## Start Records for this task

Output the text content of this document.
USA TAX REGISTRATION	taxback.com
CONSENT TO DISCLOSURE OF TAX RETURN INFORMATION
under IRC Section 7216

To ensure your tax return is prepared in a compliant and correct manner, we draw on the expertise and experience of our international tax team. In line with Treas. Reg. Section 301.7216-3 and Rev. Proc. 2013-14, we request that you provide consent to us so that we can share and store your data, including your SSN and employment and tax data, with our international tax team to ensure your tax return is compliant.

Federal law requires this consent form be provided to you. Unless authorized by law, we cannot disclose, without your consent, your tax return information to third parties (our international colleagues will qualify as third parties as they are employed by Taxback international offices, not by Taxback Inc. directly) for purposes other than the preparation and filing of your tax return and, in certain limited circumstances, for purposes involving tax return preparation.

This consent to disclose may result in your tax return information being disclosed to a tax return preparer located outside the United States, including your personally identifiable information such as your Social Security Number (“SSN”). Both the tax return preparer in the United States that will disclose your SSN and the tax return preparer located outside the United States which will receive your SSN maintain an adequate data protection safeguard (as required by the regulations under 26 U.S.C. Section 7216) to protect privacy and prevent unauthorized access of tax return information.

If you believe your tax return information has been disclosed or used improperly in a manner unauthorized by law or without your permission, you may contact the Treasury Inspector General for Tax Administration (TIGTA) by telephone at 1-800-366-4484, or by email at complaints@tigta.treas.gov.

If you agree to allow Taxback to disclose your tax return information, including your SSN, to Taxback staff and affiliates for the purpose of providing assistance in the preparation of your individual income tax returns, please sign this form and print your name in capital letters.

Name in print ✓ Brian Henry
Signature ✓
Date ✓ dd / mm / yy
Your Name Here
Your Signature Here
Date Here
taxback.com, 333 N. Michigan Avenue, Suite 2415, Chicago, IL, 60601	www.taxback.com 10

## End Records for this task

• Stated goal: List the lines that contain the word "print".

• Full solution:
If you agree to allow Taxback to disclose your tax return information, including your SSN, to Taxback staff and affiliates for the purpose of providing assistance in the preparation of your individual income tax returns, please sign this form and print your name in capital letters.
Name in print ✓ Brian Henry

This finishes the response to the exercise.